-- Start DATA TO PROCESS --

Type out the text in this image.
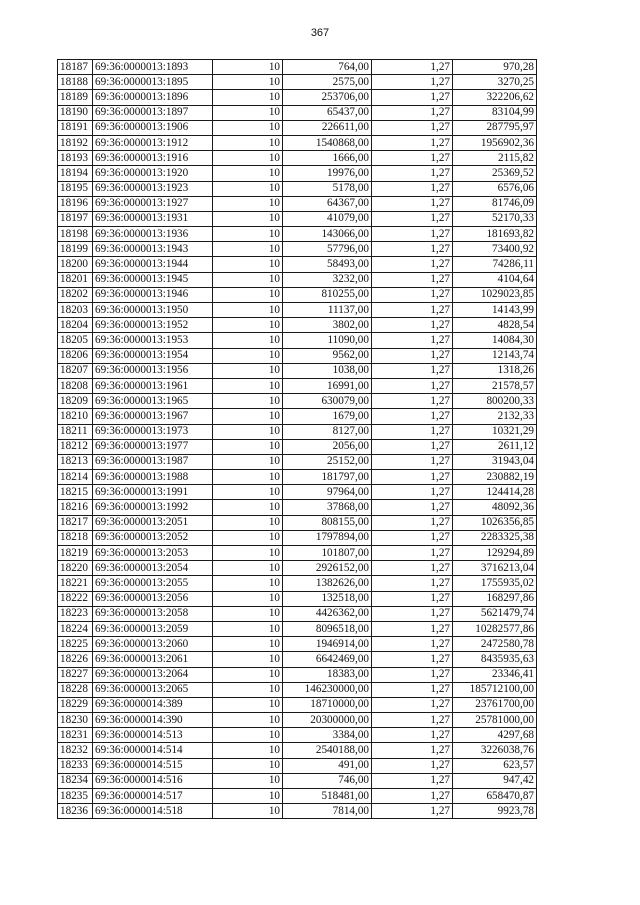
367
18187	69:36:0000013:1893	10	764,00	1,27	970,28
18188	69:36:0000013:1895	10	2575,00	1,27	3270,25
18189	69:36:0000013:1896	10	253706,00	1,27	322206,62
18190	69:36:0000013:1897	10	65437,00	1,27	83104,99
18191	69:36:0000013:1906	10	226611,00	1,27	287795,97
18192	69:36:0000013:1912	10	1540868,00	1,27	1956902,36
18193	69:36:0000013:1916	10	1666,00	1,27	2115,82
18194	69:36:0000013:1920	10	19976,00	1,27	25369,52
18195	69:36:0000013:1923	10	5178,00	1,27	6576,06
18196	69:36:0000013:1927	10	64367,00	1,27	81746,09
18197	69:36:0000013:1931	10	41079,00	1,27	52170,33
18198	69:36:0000013:1936	10	143066,00	1,27	181693,82
18199	69:36:0000013:1943	10	57796,00	1,27	73400,92
18200	69:36:0000013:1944	10	58493,00	1,27	74286,11
18201	69:36:0000013:1945	10	3232,00	1,27	4104,64
18202	69:36:0000013:1946	10	810255,00	1,27	1029023,85
18203	69:36:0000013:1950	10	11137,00	1,27	14143,99
18204	69:36:0000013:1952	10	3802,00	1,27	4828,54
18205	69:36:0000013:1953	10	11090,00	1,27	14084,30
18206	69:36:0000013:1954	10	9562,00	1,27	12143,74
18207	69:36:0000013:1956	10	1038,00	1,27	1318,26
18208	69:36:0000013:1961	10	16991,00	1,27	21578,57
18209	69:36:0000013:1965	10	630079,00	1,27	800200,33
18210	69:36:0000013:1967	10	1679,00	1,27	2132,33
18211	69:36:0000013:1973	10	8127,00	1,27	10321,29
18212	69:36:0000013:1977	10	2056,00	1,27	2611,12
18213	69:36:0000013:1987	10	25152,00	1,27	31943,04
18214	69:36:0000013:1988	10	181797,00	1,27	230882,19
18215	69:36:0000013:1991	10	97964,00	1,27	124414,28
18216	69:36:0000013:1992	10	37868,00	1,27	48092,36
18217	69:36:0000013:2051	10	808155,00	1,27	1026356,85
18218	69:36:0000013:2052	10	1797894,00	1,27	2283325,38
18219	69:36:0000013:2053	10	101807,00	1,27	129294,89
18220	69:36:0000013:2054	10	2926152,00	1,27	3716213,04
18221	69:36:0000013:2055	10	1382626,00	1,27	1755935,02
18222	69:36:0000013:2056	10	132518,00	1,27	168297,86
18223	69:36:0000013:2058	10	4426362,00	1,27	5621479,74
18224	69:36:0000013:2059	10	8096518,00	1,27	10282577,86
18225	69:36:0000013:2060	10	1946914,00	1,27	2472580,78
18226	69:36:0000013:2061	10	6642469,00	1,27	8435935,63
18227	69:36:0000013:2064	10	18383,00	1,27	23346,41
18228	69:36:0000013:2065	10	146230000,00	1,27	185712100,00
18229	69:36:0000014:389	10	18710000,00	1,27	23761700,00
18230	69:36:0000014:390	10	20300000,00	1,27	25781000,00
18231	69:36:0000014:513	10	3384,00	1,27	4297,68
18232	69:36:0000014:514	10	2540188,00	1,27	3226038,76
18233	69:36:0000014:515	10	491,00	1,27	623,57
18234	69:36:0000014:516	10	746,00	1,27	947,42
18235	69:36:0000014:517	10	518481,00	1,27	658470,87
18236	69:36:0000014:518	10	7814,00	1,27	9923,78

-- End DATA TO PROCESS --

◆ THE PROBLEM
Print all of the records shown above exactly, leaving out each picture.

◆ EXPECTED ANSWER
Type out the text in this image.
367
18187	69:36:0000013:1893	10	764,00	1,27	970,28
18188	69:36:0000013:1895	10	2575,00	1,27	3270,25
18189	69:36:0000013:1896	10	253706,00	1,27	322206,62
18190	69:36:0000013:1897	10	65437,00	1,27	83104,99
18191	69:36:0000013:1906	10	226611,00	1,27	287795,97
18192	69:36:0000013:1912	10	1540868,00	1,27	1956902,36
18193	69:36:0000013:1916	10	1666,00	1,27	2115,82
18194	69:36:0000013:1920	10	19976,00	1,27	25369,52
18195	69:36:0000013:1923	10	5178,00	1,27	6576,06
18196	69:36:0000013:1927	10	64367,00	1,27	81746,09
18197	69:36:0000013:1931	10	41079,00	1,27	52170,33
18198	69:36:0000013:1936	10	143066,00	1,27	181693,82
18199	69:36:0000013:1943	10	57796,00	1,27	73400,92
18200	69:36:0000013:1944	10	58493,00	1,27	74286,11
18201	69:36:0000013:1945	10	3232,00	1,27	4104,64
18202	69:36:0000013:1946	10	810255,00	1,27	1029023,85
18203	69:36:0000013:1950	10	11137,00	1,27	14143,99
18204	69:36:0000013:1952	10	3802,00	1,27	4828,54
18205	69:36:0000013:1953	10	11090,00	1,27	14084,30
18206	69:36:0000013:1954	10	9562,00	1,27	12143,74
18207	69:36:0000013:1956	10	1038,00	1,27	1318,26
18208	69:36:0000013:1961	10	16991,00	1,27	21578,57
18209	69:36:0000013:1965	10	630079,00	1,27	800200,33
18210	69:36:0000013:1967	10	1679,00	1,27	2132,33
18211	69:36:0000013:1973	10	8127,00	1,27	10321,29
18212	69:36:0000013:1977	10	2056,00	1,27	2611,12
18213	69:36:0000013:1987	10	25152,00	1,27	31943,04
18214	69:36:0000013:1988	10	181797,00	1,27	230882,19
18215	69:36:0000013:1991	10	97964,00	1,27	124414,28
18216	69:36:0000013:1992	10	37868,00	1,27	48092,36
18217	69:36:0000013:2051	10	808155,00	1,27	1026356,85
18218	69:36:0000013:2052	10	1797894,00	1,27	2283325,38
18219	69:36:0000013:2053	10	101807,00	1,27	129294,89
18220	69:36:0000013:2054	10	2926152,00	1,27	3716213,04
18221	69:36:0000013:2055	10	1382626,00	1,27	1755935,02
18222	69:36:0000013:2056	10	132518,00	1,27	168297,86
18223	69:36:0000013:2058	10	4426362,00	1,27	5621479,74
18224	69:36:0000013:2059	10	8096518,00	1,27	10282577,86
18225	69:36:0000013:2060	10	1946914,00	1,27	2472580,78
18226	69:36:0000013:2061	10	6642469,00	1,27	8435935,63
18227	69:36:0000013:2064	10	18383,00	1,27	23346,41
18228	69:36:0000013:2065	10	146230000,00	1,27	185712100,00
18229	69:36:0000014:389	10	18710000,00	1,27	23761700,00
18230	69:36:0000014:390	10	20300000,00	1,27	25781000,00
18231	69:36:0000014:513	10	3384,00	1,27	4297,68
18232	69:36:0000014:514	10	2540188,00	1,27	3226038,76
18233	69:36:0000014:515	10	491,00	1,27	623,57
18234	69:36:0000014:516	10	746,00	1,27	947,42
18235	69:36:0000014:517	10	518481,00	1,27	658470,87
18236	69:36:0000014:518	10	7814,00	1,27	9923,78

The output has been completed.